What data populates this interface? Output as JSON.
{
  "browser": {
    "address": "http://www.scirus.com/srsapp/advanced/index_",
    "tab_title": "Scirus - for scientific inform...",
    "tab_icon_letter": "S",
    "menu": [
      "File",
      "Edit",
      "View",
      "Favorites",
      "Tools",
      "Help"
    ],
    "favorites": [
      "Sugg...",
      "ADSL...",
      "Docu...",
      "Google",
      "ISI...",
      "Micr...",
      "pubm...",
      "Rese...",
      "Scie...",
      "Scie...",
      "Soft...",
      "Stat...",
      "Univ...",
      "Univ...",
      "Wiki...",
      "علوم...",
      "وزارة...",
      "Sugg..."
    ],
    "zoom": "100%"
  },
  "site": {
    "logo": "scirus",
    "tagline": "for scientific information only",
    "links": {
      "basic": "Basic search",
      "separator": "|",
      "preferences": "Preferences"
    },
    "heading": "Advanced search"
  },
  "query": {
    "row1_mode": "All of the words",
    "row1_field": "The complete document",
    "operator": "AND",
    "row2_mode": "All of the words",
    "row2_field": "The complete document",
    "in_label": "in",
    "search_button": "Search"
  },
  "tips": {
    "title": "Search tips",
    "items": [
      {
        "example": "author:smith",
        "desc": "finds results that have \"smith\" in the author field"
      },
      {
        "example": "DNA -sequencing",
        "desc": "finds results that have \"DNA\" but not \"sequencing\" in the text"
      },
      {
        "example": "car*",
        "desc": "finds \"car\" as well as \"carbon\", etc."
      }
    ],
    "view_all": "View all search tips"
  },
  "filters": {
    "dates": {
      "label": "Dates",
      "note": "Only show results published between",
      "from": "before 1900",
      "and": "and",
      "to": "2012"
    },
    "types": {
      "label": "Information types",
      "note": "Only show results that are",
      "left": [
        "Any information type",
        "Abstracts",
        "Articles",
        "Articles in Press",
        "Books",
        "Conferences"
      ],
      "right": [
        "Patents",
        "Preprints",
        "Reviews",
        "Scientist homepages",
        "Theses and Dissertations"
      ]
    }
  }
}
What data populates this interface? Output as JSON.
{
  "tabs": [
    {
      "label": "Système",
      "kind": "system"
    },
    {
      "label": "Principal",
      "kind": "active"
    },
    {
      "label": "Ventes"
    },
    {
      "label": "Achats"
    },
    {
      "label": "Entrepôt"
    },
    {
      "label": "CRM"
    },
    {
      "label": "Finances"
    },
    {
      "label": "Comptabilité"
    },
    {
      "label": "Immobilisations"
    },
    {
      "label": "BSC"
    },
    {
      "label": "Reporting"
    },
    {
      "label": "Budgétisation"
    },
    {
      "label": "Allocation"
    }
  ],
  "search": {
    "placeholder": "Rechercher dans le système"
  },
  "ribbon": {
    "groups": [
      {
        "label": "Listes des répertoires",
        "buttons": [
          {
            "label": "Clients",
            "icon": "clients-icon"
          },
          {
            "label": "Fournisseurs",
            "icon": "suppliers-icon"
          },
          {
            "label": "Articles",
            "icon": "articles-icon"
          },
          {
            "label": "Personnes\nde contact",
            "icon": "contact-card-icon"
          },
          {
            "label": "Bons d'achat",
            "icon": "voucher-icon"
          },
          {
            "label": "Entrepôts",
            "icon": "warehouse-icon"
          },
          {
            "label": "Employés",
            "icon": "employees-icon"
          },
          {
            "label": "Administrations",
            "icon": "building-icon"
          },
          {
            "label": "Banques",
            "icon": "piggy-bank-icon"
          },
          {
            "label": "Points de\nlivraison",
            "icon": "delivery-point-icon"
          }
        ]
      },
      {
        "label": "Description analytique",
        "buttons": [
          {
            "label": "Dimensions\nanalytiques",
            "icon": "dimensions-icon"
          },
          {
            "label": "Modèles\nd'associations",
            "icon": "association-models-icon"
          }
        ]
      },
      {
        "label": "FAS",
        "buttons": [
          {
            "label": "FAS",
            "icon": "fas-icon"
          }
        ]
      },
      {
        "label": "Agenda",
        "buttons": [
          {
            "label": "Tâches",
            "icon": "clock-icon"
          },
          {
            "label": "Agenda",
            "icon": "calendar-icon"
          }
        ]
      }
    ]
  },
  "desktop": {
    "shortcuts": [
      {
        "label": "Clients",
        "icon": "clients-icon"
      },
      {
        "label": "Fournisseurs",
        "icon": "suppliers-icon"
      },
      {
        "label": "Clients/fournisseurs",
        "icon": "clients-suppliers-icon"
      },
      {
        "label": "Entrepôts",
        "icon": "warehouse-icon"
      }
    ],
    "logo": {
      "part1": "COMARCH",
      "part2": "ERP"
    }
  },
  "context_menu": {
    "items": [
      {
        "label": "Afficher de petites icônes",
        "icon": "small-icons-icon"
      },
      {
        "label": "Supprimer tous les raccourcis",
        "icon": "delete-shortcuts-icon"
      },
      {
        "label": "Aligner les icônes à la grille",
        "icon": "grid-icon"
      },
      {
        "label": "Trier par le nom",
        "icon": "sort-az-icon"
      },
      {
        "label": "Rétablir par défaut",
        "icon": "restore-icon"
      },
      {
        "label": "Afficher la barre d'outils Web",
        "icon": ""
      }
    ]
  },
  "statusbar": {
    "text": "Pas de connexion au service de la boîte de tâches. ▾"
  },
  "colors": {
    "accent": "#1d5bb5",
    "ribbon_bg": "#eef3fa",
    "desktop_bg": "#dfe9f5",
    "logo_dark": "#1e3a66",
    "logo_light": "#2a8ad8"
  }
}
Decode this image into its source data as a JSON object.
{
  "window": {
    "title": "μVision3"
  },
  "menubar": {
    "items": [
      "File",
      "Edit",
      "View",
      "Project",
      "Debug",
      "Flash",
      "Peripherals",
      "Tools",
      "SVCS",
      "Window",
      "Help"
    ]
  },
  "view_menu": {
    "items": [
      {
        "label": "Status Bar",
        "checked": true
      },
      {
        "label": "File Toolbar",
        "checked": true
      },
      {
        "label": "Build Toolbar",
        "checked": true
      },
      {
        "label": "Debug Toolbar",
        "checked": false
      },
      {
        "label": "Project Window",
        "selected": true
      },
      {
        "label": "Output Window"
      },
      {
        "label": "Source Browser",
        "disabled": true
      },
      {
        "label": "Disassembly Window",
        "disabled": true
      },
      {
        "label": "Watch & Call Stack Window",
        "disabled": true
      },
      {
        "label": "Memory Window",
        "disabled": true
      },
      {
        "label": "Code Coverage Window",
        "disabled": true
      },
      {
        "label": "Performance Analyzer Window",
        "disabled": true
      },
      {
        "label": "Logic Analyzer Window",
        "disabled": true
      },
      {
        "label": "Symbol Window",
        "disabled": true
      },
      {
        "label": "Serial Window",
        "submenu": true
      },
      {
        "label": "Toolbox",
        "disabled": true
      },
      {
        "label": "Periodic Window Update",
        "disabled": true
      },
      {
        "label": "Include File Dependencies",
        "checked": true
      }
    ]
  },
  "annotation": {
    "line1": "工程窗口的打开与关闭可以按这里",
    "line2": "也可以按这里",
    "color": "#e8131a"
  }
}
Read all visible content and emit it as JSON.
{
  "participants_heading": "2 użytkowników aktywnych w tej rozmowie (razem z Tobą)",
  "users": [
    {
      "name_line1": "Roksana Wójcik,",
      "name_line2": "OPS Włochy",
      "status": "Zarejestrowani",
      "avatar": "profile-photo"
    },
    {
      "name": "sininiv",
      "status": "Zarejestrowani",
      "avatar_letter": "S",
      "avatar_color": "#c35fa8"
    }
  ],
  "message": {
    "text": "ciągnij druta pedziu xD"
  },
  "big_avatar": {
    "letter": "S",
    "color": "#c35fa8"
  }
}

- _PROBLEM DESCRIPTION_:
Word for word, quote the lines from the line containing "Read all visible content and emit it as JSON." through the end of the material, both included, and nothing else.

- _ANSWER FOR THE TASK_:
Read all visible content and emit it as JSON.
{
  "participants_heading": "2 użytkowników aktywnych w tej rozmowie (razem z Tobą)",
  "users": [
    {
      "name_line1": "Roksana Wójcik,",
      "name_line2": "OPS Włochy",
      "status": "Zarejestrowani",
      "avatar": "profile-photo"
    },
    {
      "name": "sininiv",
      "status": "Zarejestrowani",
      "avatar_letter": "S",
      "avatar_color": "#c35fa8"
    }
  ],
  "message": {
    "text": "ciągnij druta pedziu xD"
  },
  "big_avatar": {
    "letter": "S",
    "color": "#c35fa8"
  }
}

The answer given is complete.